Transcribe the material word for word, but without the images.

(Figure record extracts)
──────────────────────────────
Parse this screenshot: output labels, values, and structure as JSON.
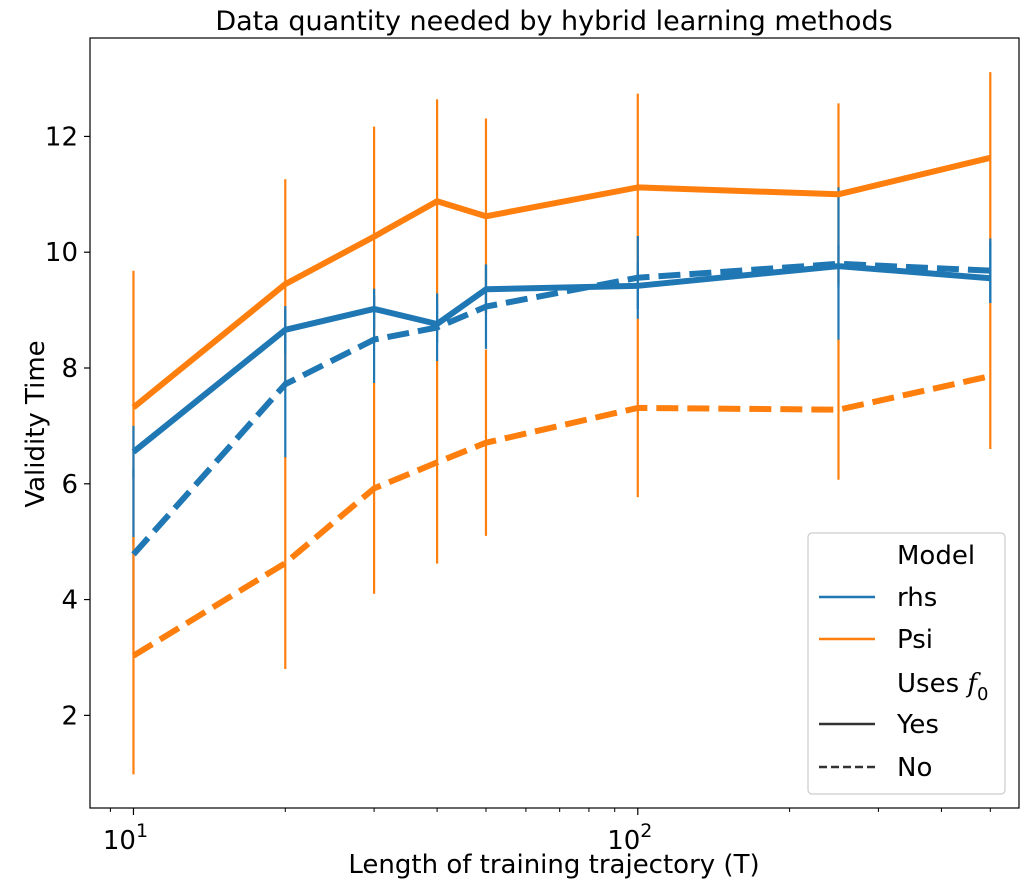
{
  "chart_data": {
    "type": "line",
    "title": "Data quantity needed by hybrid learning methods",
    "xlabel": "Length of training trajectory (T)",
    "ylabel": "Validity Time",
    "xscale": "log",
    "xlim": [
      8.2,
      570
    ],
    "ylim": [
      0.4,
      13.7
    ],
    "x_ticks": [
      10,
      100
    ],
    "x_tick_labels": [
      {
        "base": "10",
        "exp": "1"
      },
      {
        "base": "10",
        "exp": "2"
      }
    ],
    "y_ticks": [
      2,
      4,
      6,
      8,
      10,
      12
    ],
    "y_tick_labels": [
      "2",
      "4",
      "6",
      "8",
      "10",
      "12"
    ],
    "x": [
      10,
      20,
      30,
      40,
      50,
      100,
      250,
      500
    ],
    "series": [
      {
        "name": "Psi Yes",
        "model": "Psi",
        "uses_f0": "Yes",
        "color": "#ff7f0e",
        "dash": "solid",
        "values": [
          7.32,
          9.45,
          10.27,
          10.88,
          10.62,
          11.12,
          11.0,
          11.63
        ],
        "err_low": [
          4.95,
          7.62,
          8.42,
          9.12,
          8.94,
          9.52,
          9.45,
          10.12
        ],
        "err_high": [
          9.68,
          11.26,
          12.17,
          12.64,
          12.31,
          12.74,
          12.57,
          13.11
        ]
      },
      {
        "name": "rhs Yes",
        "model": "rhs",
        "uses_f0": "Yes",
        "color": "#1f77b4",
        "dash": "solid",
        "values": [
          6.55,
          8.66,
          9.02,
          8.76,
          9.36,
          9.42,
          9.76,
          9.55
        ],
        "err_low": [
          6.1,
          8.25,
          8.67,
          8.43,
          8.95,
          9.02,
          9.39,
          9.12
        ],
        "err_high": [
          7.0,
          9.07,
          9.37,
          9.12,
          9.77,
          9.82,
          10.13,
          10.18
        ]
      },
      {
        "name": "rhs No",
        "model": "rhs",
        "uses_f0": "No",
        "color": "#1f77b4",
        "dash": "dashed",
        "values": [
          4.78,
          7.72,
          8.49,
          8.7,
          9.06,
          9.56,
          9.8,
          9.68
        ],
        "err_low": [
          3.3,
          6.44,
          7.73,
          8.11,
          8.33,
          8.84,
          8.48,
          9.12
        ],
        "err_high": [
          6.26,
          9.0,
          9.25,
          9.29,
          9.79,
          10.28,
          11.12,
          10.24
        ]
      },
      {
        "name": "Psi No",
        "model": "Psi",
        "uses_f0": "No",
        "color": "#ff7f0e",
        "dash": "dashed",
        "values": [
          3.03,
          4.63,
          5.92,
          6.37,
          6.71,
          7.31,
          7.28,
          7.86
        ],
        "err_low": [
          0.98,
          2.8,
          4.1,
          4.62,
          5.1,
          5.77,
          6.07,
          6.6
        ],
        "err_high": [
          5.08,
          6.46,
          7.74,
          8.12,
          8.32,
          8.85,
          8.49,
          9.12
        ]
      }
    ],
    "legend": {
      "position": "lower-right",
      "title_model": "Model",
      "items_model": [
        {
          "label": "rhs",
          "color": "#1f77b4",
          "dash": "solid"
        },
        {
          "label": "Psi",
          "color": "#ff7f0e",
          "dash": "solid"
        }
      ],
      "title_style_prefix": "Uses ",
      "title_style_math": "f",
      "title_style_sub": "0",
      "items_style": [
        {
          "label": "Yes",
          "color": "#333333",
          "dash": "solid"
        },
        {
          "label": "No",
          "color": "#333333",
          "dash": "dashed"
        }
      ]
    }
  }
}
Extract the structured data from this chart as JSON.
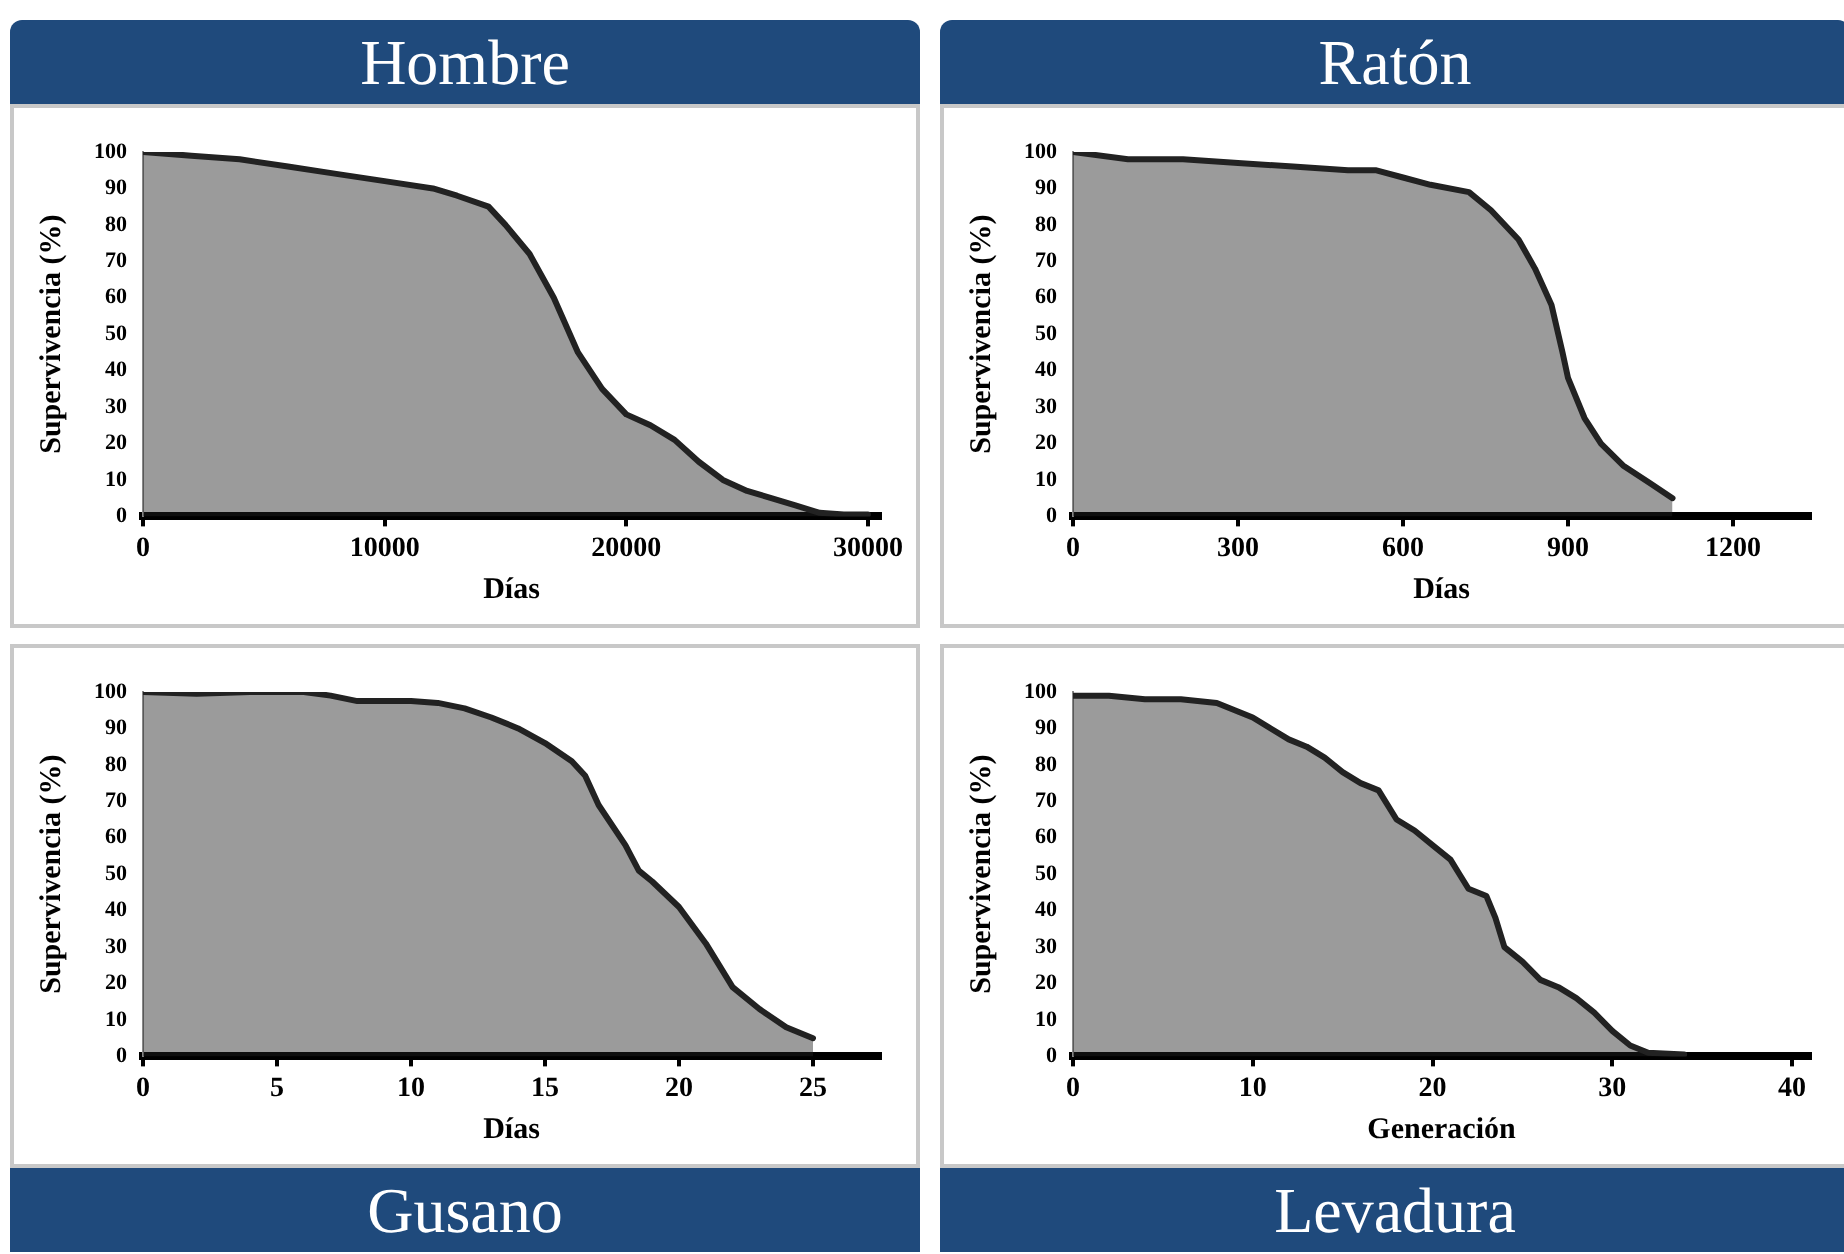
──────────────────────────────
__WRITTEN ANSWER__.
Parse this screenshot: output labels, values, and structure as JSON.
{
  "chart_data": {
    "type": "line",
    "title": "Data quantity needed by hybrid learning methods",
    "xlabel": "Length of training trajectory (T)",
    "ylabel": "Validity Time",
    "xscale": "log",
    "xlim": [
      8.2,
      570
    ],
    "ylim": [
      0.4,
      13.7
    ],
    "x_ticks": [
      10,
      100
    ],
    "x_tick_labels": [
      {
        "base": "10",
        "exp": "1"
      },
      {
        "base": "10",
        "exp": "2"
      }
    ],
    "y_ticks": [
      2,
      4,
      6,
      8,
      10,
      12
    ],
    "y_tick_labels": [
      "2",
      "4",
      "6",
      "8",
      "10",
      "12"
    ],
    "x": [
      10,
      20,
      30,
      40,
      50,
      100,
      250,
      500
    ],
    "series": [
      {
        "name": "Psi Yes",
        "model": "Psi",
        "uses_f0": "Yes",
        "color": "#ff7f0e",
        "dash": "solid",
        "values": [
          7.32,
          9.45,
          10.27,
          10.88,
          10.62,
          11.12,
          11.0,
          11.63
        ],
        "err_low": [
          4.95,
          7.62,
          8.42,
          9.12,
          8.94,
          9.52,
          9.45,
          10.12
        ],
        "err_high": [
          9.68,
          11.26,
          12.17,
          12.64,
          12.31,
          12.74,
          12.57,
          13.11
        ]
      },
      {
        "name": "rhs Yes",
        "model": "rhs",
        "uses_f0": "Yes",
        "color": "#1f77b4",
        "dash": "solid",
        "values": [
          6.55,
          8.66,
          9.02,
          8.76,
          9.36,
          9.42,
          9.76,
          9.55
        ],
        "err_low": [
          6.1,
          8.25,
          8.67,
          8.43,
          8.95,
          9.02,
          9.39,
          9.12
        ],
        "err_high": [
          7.0,
          9.07,
          9.37,
          9.12,
          9.77,
          9.82,
          10.13,
          10.18
        ]
      },
      {
        "name": "rhs No",
        "model": "rhs",
        "uses_f0": "No",
        "color": "#1f77b4",
        "dash": "dashed",
        "values": [
          4.78,
          7.72,
          8.49,
          8.7,
          9.06,
          9.56,
          9.8,
          9.68
        ],
        "err_low": [
          3.3,
          6.44,
          7.73,
          8.11,
          8.33,
          8.84,
          8.48,
          9.12
        ],
        "err_high": [
          6.26,
          9.0,
          9.25,
          9.29,
          9.79,
          10.28,
          11.12,
          10.24
        ]
      },
      {
        "name": "Psi No",
        "model": "Psi",
        "uses_f0": "No",
        "color": "#ff7f0e",
        "dash": "dashed",
        "values": [
          3.03,
          4.63,
          5.92,
          6.37,
          6.71,
          7.31,
          7.28,
          7.86
        ],
        "err_low": [
          0.98,
          2.8,
          4.1,
          4.62,
          5.1,
          5.77,
          6.07,
          6.6
        ],
        "err_high": [
          5.08,
          6.46,
          7.74,
          8.12,
          8.32,
          8.85,
          8.49,
          9.12
        ]
      }
    ],
    "legend": {
      "position": "lower-right",
      "title_model": "Model",
      "items_model": [
        {
          "label": "rhs",
          "color": "#1f77b4",
          "dash": "solid"
        },
        {
          "label": "Psi",
          "color": "#ff7f0e",
          "dash": "solid"
        }
      ],
      "title_style_prefix": "Uses ",
      "title_style_math": "f",
      "title_style_sub": "0",
      "items_style": [
        {
          "label": "Yes",
          "color": "#333333",
          "dash": "solid"
        },
        {
          "label": "No",
          "color": "#333333",
          "dash": "dashed"
        }
      ]
    }
  }
}
Extract the structured data from this chart as JSON.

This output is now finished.